**Task description**
Copy each line below in which the string "title" occurs.

++++++++++

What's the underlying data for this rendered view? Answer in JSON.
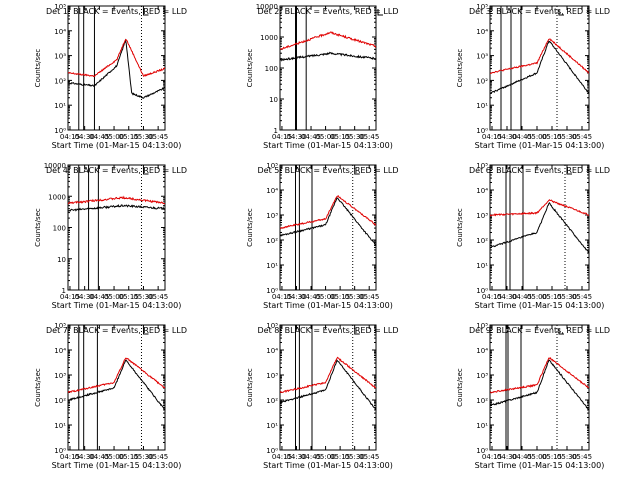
{
  "colors": {
    "events": "#000000",
    "lld": "#e00000",
    "axes": "#000000",
    "background": "#ffffff"
  },
  "chart_data": [
    {
      "type": "line",
      "title": "Det 1: BLACK = Events, RED = LLD",
      "ylabel": "Counts/sec",
      "xlabel": "Start Time (01-Mar-15 04:13:00)",
      "y_scale": "log",
      "ylim": [
        1,
        100000
      ],
      "ytick_labels": [
        "10⁰",
        "10¹",
        "10²",
        "10³",
        "10⁴",
        "10⁵"
      ],
      "xlim": [
        "04:13",
        "05:52"
      ],
      "xtick_labels": [
        "04:15",
        "04:30",
        "04:45",
        "05:00",
        "05:15",
        "05:30",
        "05:45"
      ],
      "solid_vlines": [
        "04:24",
        "04:29",
        "04:40"
      ],
      "dotted_vlines": [
        "05:28",
        "05:52"
      ],
      "shape": "flare",
      "series": [
        {
          "name": "Events",
          "color": "#000000",
          "values": [
            {
              "x": "04:13",
              "y": 80
            },
            {
              "x": "04:40",
              "y": 60
            },
            {
              "x": "05:03",
              "y": 400
            },
            {
              "x": "05:12",
              "y": 4500
            },
            {
              "x": "05:18",
              "y": 30
            },
            {
              "x": "05:30",
              "y": 20
            },
            {
              "x": "05:52",
              "y": 50
            }
          ]
        },
        {
          "name": "LLD",
          "color": "#e00000",
          "values": [
            {
              "x": "04:13",
              "y": 200
            },
            {
              "x": "04:40",
              "y": 150
            },
            {
              "x": "05:03",
              "y": 700
            },
            {
              "x": "05:12",
              "y": 5000
            },
            {
              "x": "05:30",
              "y": 150
            },
            {
              "x": "05:52",
              "y": 300
            }
          ]
        }
      ]
    },
    {
      "type": "line",
      "title": "Det 2: BLACK = Events, RED = LLD",
      "ylabel": "Counts/sec",
      "xlabel": "Start Time (01-Mar-15 04:13:00)",
      "y_scale": "log",
      "ylim": [
        1,
        10000
      ],
      "ytick_labels": [
        "1",
        "10",
        "100",
        "1000",
        "10000"
      ],
      "xlim": [
        "04:13",
        "05:52"
      ],
      "xtick_labels": [
        "04:15",
        "04:30",
        "04:45",
        "05:00",
        "05:15",
        "05:30",
        "05:45"
      ],
      "solid_vlines": [
        "04:29",
        "04:30",
        "04:40"
      ],
      "dotted_vlines": [
        "05:52"
      ],
      "shape": "bump",
      "series": [
        {
          "name": "Events",
          "color": "#000000",
          "values": [
            {
              "x": "04:13",
              "y": 180
            },
            {
              "x": "05:05",
              "y": 300
            },
            {
              "x": "05:52",
              "y": 200
            }
          ]
        },
        {
          "name": "LLD",
          "color": "#e00000",
          "values": [
            {
              "x": "04:13",
              "y": 400
            },
            {
              "x": "05:05",
              "y": 1400
            },
            {
              "x": "05:52",
              "y": 500
            }
          ]
        }
      ]
    },
    {
      "type": "line",
      "title": "Det 3: BLACK = Events, RED = LLD",
      "ylabel": "Counts/sec",
      "xlabel": "Start Time (01-Mar-15 04:13:00)",
      "y_scale": "log",
      "ylim": [
        1,
        100000
      ],
      "ytick_labels": [
        "10⁰",
        "10¹",
        "10²",
        "10³",
        "10⁴",
        "10⁵"
      ],
      "xlim": [
        "04:13",
        "05:52"
      ],
      "xtick_labels": [
        "04:15",
        "04:30",
        "04:45",
        "05:00",
        "05:15",
        "05:30",
        "05:45"
      ],
      "solid_vlines": [
        "04:24",
        "04:34",
        "04:44"
      ],
      "dotted_vlines": [
        "05:20",
        "05:52"
      ],
      "shape": "flare",
      "series": [
        {
          "name": "Events",
          "color": "#000000",
          "values": [
            {
              "x": "04:13",
              "y": 30
            },
            {
              "x": "05:00",
              "y": 200
            },
            {
              "x": "05:12",
              "y": 4000
            },
            {
              "x": "05:52",
              "y": 30
            }
          ]
        },
        {
          "name": "LLD",
          "color": "#e00000",
          "values": [
            {
              "x": "04:13",
              "y": 200
            },
            {
              "x": "05:00",
              "y": 500
            },
            {
              "x": "05:12",
              "y": 5000
            },
            {
              "x": "05:52",
              "y": 200
            }
          ]
        }
      ]
    },
    {
      "type": "line",
      "title": "Det 4: BLACK = Events, RED = LLD",
      "ylabel": "Counts/sec",
      "xlabel": "Start Time (01-Mar-15 04:13:00)",
      "y_scale": "log",
      "ylim": [
        1,
        10000
      ],
      "ytick_labels": [
        "1",
        "10",
        "100",
        "1000",
        "10000"
      ],
      "xlim": [
        "04:13",
        "05:52"
      ],
      "xtick_labels": [
        "04:15",
        "04:30",
        "04:45",
        "05:00",
        "05:15",
        "05:30",
        "05:45"
      ],
      "solid_vlines": [
        "04:24",
        "04:34",
        "04:44"
      ],
      "dotted_vlines": [
        "05:28",
        "05:52"
      ],
      "shape": "bump",
      "series": [
        {
          "name": "Events",
          "color": "#000000",
          "values": [
            {
              "x": "04:13",
              "y": 350
            },
            {
              "x": "05:10",
              "y": 500
            },
            {
              "x": "05:52",
              "y": 400
            }
          ]
        },
        {
          "name": "LLD",
          "color": "#e00000",
          "values": [
            {
              "x": "04:13",
              "y": 600
            },
            {
              "x": "05:10",
              "y": 900
            },
            {
              "x": "05:52",
              "y": 600
            }
          ]
        }
      ]
    },
    {
      "type": "line",
      "title": "Det 5: BLACK = Events, RED = LLD",
      "ylabel": "Counts/sec",
      "xlabel": "Start Time (01-Mar-15 04:13:00)",
      "y_scale": "log",
      "ylim": [
        1,
        100000
      ],
      "ytick_labels": [
        "10⁰",
        "10¹",
        "10²",
        "10³",
        "10⁴",
        "10⁵"
      ],
      "xlim": [
        "04:13",
        "05:52"
      ],
      "xtick_labels": [
        "04:15",
        "04:30",
        "04:45",
        "05:00",
        "05:15",
        "05:30",
        "05:45"
      ],
      "solid_vlines": [
        "04:29",
        "04:33",
        "04:46"
      ],
      "dotted_vlines": [
        "05:28",
        "05:52"
      ],
      "shape": "flare",
      "series": [
        {
          "name": "Events",
          "color": "#000000",
          "values": [
            {
              "x": "04:13",
              "y": 150
            },
            {
              "x": "05:00",
              "y": 400
            },
            {
              "x": "05:12",
              "y": 5000
            },
            {
              "x": "05:52",
              "y": 60
            }
          ]
        },
        {
          "name": "LLD",
          "color": "#e00000",
          "values": [
            {
              "x": "04:13",
              "y": 300
            },
            {
              "x": "05:00",
              "y": 700
            },
            {
              "x": "05:12",
              "y": 6000
            },
            {
              "x": "05:52",
              "y": 400
            }
          ]
        }
      ]
    },
    {
      "type": "line",
      "title": "Det 6: BLACK = Events, RED = LLD",
      "ylabel": "Counts/sec",
      "xlabel": "Start Time (01-Mar-15 04:13:00)",
      "y_scale": "log",
      "ylim": [
        1,
        100000
      ],
      "ytick_labels": [
        "10⁰",
        "10¹",
        "10²",
        "10³",
        "10⁴",
        "10⁵"
      ],
      "xlim": [
        "04:13",
        "05:52"
      ],
      "xtick_labels": [
        "04:15",
        "04:30",
        "04:45",
        "05:00",
        "05:15",
        "05:30",
        "05:45"
      ],
      "solid_vlines": [
        "04:29",
        "04:33",
        "04:46"
      ],
      "dotted_vlines": [
        "05:28",
        "05:52"
      ],
      "shape": "flare",
      "series": [
        {
          "name": "Events",
          "color": "#000000",
          "values": [
            {
              "x": "04:13",
              "y": 50
            },
            {
              "x": "05:00",
              "y": 200
            },
            {
              "x": "05:12",
              "y": 3000
            },
            {
              "x": "05:52",
              "y": 30
            }
          ]
        },
        {
          "name": "LLD",
          "color": "#e00000",
          "values": [
            {
              "x": "04:13",
              "y": 1000
            },
            {
              "x": "05:00",
              "y": 1200
            },
            {
              "x": "05:12",
              "y": 4000
            },
            {
              "x": "05:52",
              "y": 1000
            }
          ]
        }
      ]
    },
    {
      "type": "line",
      "title": "Det 7: BLACK = Events, RED = LLD",
      "ylabel": "Counts/sec",
      "xlabel": "Start Time (01-Mar-15 04:13:00)",
      "y_scale": "log",
      "ylim": [
        1,
        100000
      ],
      "ytick_labels": [
        "10⁰",
        "10¹",
        "10²",
        "10³",
        "10⁴",
        "10⁵"
      ],
      "xlim": [
        "04:13",
        "05:52"
      ],
      "xtick_labels": [
        "04:15",
        "04:30",
        "04:45",
        "05:00",
        "05:15",
        "05:30",
        "05:45"
      ],
      "solid_vlines": [
        "04:24",
        "04:29",
        "04:43"
      ],
      "dotted_vlines": [
        "05:28",
        "05:52"
      ],
      "shape": "flare",
      "series": [
        {
          "name": "Events",
          "color": "#000000",
          "values": [
            {
              "x": "04:13",
              "y": 100
            },
            {
              "x": "05:00",
              "y": 300
            },
            {
              "x": "05:12",
              "y": 4000
            },
            {
              "x": "05:52",
              "y": 40
            }
          ]
        },
        {
          "name": "LLD",
          "color": "#e00000",
          "values": [
            {
              "x": "04:13",
              "y": 200
            },
            {
              "x": "05:00",
              "y": 500
            },
            {
              "x": "05:12",
              "y": 5000
            },
            {
              "x": "05:52",
              "y": 300
            }
          ]
        }
      ]
    },
    {
      "type": "line",
      "title": "Det 8: BLACK = Events, RED = LLD",
      "ylabel": "Counts/sec",
      "xlabel": "Start Time (01-Mar-15 04:13:00)",
      "y_scale": "log",
      "ylim": [
        1,
        100000
      ],
      "ytick_labels": [
        "10⁰",
        "10¹",
        "10²",
        "10³",
        "10⁴",
        "10⁵"
      ],
      "xlim": [
        "04:13",
        "05:52"
      ],
      "xtick_labels": [
        "04:15",
        "04:30",
        "04:45",
        "05:00",
        "05:15",
        "05:30",
        "05:45"
      ],
      "solid_vlines": [
        "04:29",
        "04:33",
        "04:46"
      ],
      "dotted_vlines": [
        "05:28",
        "05:52"
      ],
      "shape": "flare",
      "series": [
        {
          "name": "Events",
          "color": "#000000",
          "values": [
            {
              "x": "04:13",
              "y": 80
            },
            {
              "x": "05:00",
              "y": 250
            },
            {
              "x": "05:12",
              "y": 4000
            },
            {
              "x": "05:52",
              "y": 40
            }
          ]
        },
        {
          "name": "LLD",
          "color": "#e00000",
          "values": [
            {
              "x": "04:13",
              "y": 200
            },
            {
              "x": "05:00",
              "y": 500
            },
            {
              "x": "05:12",
              "y": 5000
            },
            {
              "x": "05:52",
              "y": 300
            }
          ]
        }
      ]
    },
    {
      "type": "line",
      "title": "Det 9: BLACK = Events, RED = LLD",
      "ylabel": "Counts/sec",
      "xlabel": "Start Time (01-Mar-15 04:13:00)",
      "y_scale": "log",
      "ylim": [
        1,
        100000
      ],
      "ytick_labels": [
        "10⁰",
        "10¹",
        "10²",
        "10³",
        "10⁴",
        "10⁵"
      ],
      "xlim": [
        "04:13",
        "05:52"
      ],
      "xtick_labels": [
        "04:15",
        "04:30",
        "04:45",
        "05:00",
        "05:15",
        "05:30",
        "05:45"
      ],
      "solid_vlines": [
        "04:29",
        "04:31",
        "04:44"
      ],
      "dotted_vlines": [
        "05:20",
        "05:52"
      ],
      "shape": "flare",
      "series": [
        {
          "name": "Events",
          "color": "#000000",
          "values": [
            {
              "x": "04:13",
              "y": 60
            },
            {
              "x": "05:00",
              "y": 200
            },
            {
              "x": "05:12",
              "y": 4000
            },
            {
              "x": "05:52",
              "y": 40
            }
          ]
        },
        {
          "name": "LLD",
          "color": "#e00000",
          "values": [
            {
              "x": "04:13",
              "y": 200
            },
            {
              "x": "05:00",
              "y": 400
            },
            {
              "x": "05:12",
              "y": 5000
            },
            {
              "x": "05:52",
              "y": 300
            }
          ]
        }
      ]
    }
  ]
}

++++++++++

**Result**
      "title": "Det 1: BLACK = Events, RED = LLD",
      "title": "Det 2: BLACK = Events, RED = LLD",
      "title": "Det 3: BLACK = Events, RED = LLD",
      "title": "Det 4: BLACK = Events, RED = LLD",
      "title": "Det 5: BLACK = Events, RED = LLD",
      "title": "Det 6: BLACK = Events, RED = LLD",
      "title": "Det 7: BLACK = Events, RED = LLD",
      "title": "Det 8: BLACK = Events, RED = LLD",
      "title": "Det 9: BLACK = Events, RED = LLD",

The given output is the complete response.